— What you should do —
Quote, word for word, every line starting at the line that contains "Decode this image" and ending with the last line of the records; include both of these lines and no others.

— Records provided —
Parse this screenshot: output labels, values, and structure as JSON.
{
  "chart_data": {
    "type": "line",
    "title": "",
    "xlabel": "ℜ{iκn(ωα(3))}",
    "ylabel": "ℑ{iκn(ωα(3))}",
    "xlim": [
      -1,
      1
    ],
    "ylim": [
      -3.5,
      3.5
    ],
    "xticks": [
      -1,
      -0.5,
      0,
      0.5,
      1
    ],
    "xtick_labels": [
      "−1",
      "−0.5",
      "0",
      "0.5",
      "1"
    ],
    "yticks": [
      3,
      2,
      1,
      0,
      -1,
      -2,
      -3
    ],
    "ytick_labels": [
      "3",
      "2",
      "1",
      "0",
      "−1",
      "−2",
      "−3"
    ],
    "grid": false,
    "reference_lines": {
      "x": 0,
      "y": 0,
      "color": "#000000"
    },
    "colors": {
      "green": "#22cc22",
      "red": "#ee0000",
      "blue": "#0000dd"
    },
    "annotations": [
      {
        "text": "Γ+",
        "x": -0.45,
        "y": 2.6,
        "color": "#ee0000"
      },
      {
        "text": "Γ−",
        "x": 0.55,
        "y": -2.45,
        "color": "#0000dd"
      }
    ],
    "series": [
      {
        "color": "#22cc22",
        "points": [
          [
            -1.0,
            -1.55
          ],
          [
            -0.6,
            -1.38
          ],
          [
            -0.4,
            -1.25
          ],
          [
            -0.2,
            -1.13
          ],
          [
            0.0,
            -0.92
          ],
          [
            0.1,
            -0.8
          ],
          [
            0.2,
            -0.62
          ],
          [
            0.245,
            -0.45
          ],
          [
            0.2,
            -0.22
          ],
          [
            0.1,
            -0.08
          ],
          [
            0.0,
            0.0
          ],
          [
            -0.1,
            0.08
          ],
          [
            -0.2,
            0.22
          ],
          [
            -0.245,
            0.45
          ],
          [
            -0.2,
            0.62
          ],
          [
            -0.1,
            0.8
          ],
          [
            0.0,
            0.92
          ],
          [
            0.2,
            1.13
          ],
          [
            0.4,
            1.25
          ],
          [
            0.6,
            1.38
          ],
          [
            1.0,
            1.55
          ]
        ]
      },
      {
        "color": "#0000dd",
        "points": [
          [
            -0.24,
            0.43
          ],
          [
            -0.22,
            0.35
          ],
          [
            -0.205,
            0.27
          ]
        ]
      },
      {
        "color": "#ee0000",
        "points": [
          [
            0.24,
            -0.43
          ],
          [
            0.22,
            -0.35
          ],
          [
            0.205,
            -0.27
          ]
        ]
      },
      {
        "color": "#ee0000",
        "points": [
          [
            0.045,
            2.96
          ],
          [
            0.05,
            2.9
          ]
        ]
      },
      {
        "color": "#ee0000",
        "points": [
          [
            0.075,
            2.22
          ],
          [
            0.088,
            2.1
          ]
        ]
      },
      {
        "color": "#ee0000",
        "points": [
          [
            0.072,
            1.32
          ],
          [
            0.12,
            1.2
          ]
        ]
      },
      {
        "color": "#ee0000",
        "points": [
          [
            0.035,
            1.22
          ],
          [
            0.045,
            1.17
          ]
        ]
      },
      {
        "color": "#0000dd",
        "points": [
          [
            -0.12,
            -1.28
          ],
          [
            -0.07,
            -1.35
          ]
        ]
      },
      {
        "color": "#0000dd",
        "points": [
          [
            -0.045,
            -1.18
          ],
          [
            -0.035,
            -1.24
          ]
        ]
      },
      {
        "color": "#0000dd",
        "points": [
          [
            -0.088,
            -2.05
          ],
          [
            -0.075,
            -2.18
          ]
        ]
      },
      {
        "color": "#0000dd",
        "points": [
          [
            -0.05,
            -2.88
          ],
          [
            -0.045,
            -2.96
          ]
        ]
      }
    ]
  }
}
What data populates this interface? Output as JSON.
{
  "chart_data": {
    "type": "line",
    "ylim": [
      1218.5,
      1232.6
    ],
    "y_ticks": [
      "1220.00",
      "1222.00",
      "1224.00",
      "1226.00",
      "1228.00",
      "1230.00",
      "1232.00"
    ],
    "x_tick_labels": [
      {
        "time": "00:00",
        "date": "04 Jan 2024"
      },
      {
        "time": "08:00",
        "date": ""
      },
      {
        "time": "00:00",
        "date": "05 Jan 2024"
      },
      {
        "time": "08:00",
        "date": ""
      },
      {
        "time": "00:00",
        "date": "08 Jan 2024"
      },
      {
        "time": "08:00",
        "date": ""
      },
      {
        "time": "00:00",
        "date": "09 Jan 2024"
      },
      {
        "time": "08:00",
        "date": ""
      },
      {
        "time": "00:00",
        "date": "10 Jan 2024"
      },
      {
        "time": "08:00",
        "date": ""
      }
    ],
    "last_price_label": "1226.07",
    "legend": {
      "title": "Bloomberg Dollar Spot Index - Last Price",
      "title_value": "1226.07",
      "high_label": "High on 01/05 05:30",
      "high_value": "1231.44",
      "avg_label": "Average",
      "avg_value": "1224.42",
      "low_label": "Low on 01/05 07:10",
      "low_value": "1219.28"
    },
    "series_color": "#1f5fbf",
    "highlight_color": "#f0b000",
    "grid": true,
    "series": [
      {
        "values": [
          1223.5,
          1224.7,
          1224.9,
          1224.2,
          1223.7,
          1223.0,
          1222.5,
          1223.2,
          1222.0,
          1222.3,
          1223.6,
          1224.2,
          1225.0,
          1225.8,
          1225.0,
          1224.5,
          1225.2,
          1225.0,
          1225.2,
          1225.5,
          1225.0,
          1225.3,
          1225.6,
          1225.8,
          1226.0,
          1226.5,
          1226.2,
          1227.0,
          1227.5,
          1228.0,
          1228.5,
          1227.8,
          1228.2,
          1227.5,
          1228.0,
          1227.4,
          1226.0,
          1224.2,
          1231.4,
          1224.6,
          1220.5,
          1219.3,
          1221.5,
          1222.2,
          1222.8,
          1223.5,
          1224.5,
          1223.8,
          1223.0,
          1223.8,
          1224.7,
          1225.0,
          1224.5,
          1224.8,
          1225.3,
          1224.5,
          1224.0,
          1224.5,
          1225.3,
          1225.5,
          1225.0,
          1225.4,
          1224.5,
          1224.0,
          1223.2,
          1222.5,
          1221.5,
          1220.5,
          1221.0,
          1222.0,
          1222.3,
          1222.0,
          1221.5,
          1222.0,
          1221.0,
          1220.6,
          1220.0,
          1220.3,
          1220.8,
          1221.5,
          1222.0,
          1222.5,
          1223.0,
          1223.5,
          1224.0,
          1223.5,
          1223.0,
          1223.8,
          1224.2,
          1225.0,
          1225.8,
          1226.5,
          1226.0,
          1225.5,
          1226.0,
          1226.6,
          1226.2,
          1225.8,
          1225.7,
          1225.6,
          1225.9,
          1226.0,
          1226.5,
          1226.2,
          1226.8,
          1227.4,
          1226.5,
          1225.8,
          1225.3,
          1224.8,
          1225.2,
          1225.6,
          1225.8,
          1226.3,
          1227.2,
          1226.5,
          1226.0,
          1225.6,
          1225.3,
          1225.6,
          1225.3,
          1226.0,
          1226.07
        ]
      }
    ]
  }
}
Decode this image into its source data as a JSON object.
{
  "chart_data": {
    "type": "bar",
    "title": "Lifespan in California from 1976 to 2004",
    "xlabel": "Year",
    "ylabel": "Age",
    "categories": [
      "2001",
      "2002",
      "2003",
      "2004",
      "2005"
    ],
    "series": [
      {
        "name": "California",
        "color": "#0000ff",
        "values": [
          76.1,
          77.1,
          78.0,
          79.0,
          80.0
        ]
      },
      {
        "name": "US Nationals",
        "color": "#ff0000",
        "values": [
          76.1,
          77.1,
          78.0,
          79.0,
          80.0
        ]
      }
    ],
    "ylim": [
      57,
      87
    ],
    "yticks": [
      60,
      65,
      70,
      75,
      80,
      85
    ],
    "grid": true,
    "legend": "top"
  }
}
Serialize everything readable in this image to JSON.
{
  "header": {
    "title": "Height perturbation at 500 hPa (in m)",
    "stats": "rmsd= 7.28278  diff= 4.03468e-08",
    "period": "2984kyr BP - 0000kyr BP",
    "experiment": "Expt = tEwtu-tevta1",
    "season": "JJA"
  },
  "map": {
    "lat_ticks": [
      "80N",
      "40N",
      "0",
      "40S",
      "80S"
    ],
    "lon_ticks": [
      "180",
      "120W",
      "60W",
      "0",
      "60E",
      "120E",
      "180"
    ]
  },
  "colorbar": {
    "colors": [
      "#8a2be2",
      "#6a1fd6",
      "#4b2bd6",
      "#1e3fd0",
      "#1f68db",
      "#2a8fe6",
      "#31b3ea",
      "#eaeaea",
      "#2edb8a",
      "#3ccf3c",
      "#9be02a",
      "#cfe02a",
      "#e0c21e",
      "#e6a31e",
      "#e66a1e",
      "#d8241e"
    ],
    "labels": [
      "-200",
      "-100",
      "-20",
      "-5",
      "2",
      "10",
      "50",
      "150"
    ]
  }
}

— Final result —
Decode this image into its source data as a JSON object.
{
  "chart_data": {
    "type": "bar",
    "title": "Lifespan in California from 1976 to 2004",
    "xlabel": "Year",
    "ylabel": "Age",
    "categories": [
      "2001",
      "2002",
      "2003",
      "2004",
      "2005"
    ],
    "series": [
      {
        "name": "California",
        "color": "#0000ff",
        "values": [
          76.1,
          77.1,
          78.0,
          79.0,
          80.0
        ]
      },
      {
        "name": "US Nationals",
        "color": "#ff0000",
        "values": [
          76.1,
          77.1,
          78.0,
          79.0,
          80.0
        ]
      }
    ],
    "ylim": [
      57,
      87
    ],
    "yticks": [
      60,
      65,
      70,
      75,
      80,
      85
    ],
    "grid": true,
    "legend": "top"
  }
}
Serialize everything readable in this image to JSON.
{
  "header": {
    "title": "Height perturbation at 500 hPa (in m)",
    "stats": "rmsd= 7.28278  diff= 4.03468e-08",
    "period": "2984kyr BP - 0000kyr BP",
    "experiment": "Expt = tEwtu-tevta1",
    "season": "JJA"
  },
  "map": {
    "lat_ticks": [
      "80N",
      "40N",
      "0",
      "40S",
      "80S"
    ],
    "lon_ticks": [
      "180",
      "120W",
      "60W",
      "0",
      "60E",
      "120E",
      "180"
    ]
  },
  "colorbar": {
    "colors": [
      "#8a2be2",
      "#6a1fd6",
      "#4b2bd6",
      "#1e3fd0",
      "#1f68db",
      "#2a8fe6",
      "#31b3ea",
      "#eaeaea",
      "#2edb8a",
      "#3ccf3c",
      "#9be02a",
      "#cfe02a",
      "#e0c21e",
      "#e6a31e",
      "#e66a1e",
      "#d8241e"
    ],
    "labels": [
      "-200",
      "-100",
      "-20",
      "-5",
      "2",
      "10",
      "50",
      "150"
    ]
  }
}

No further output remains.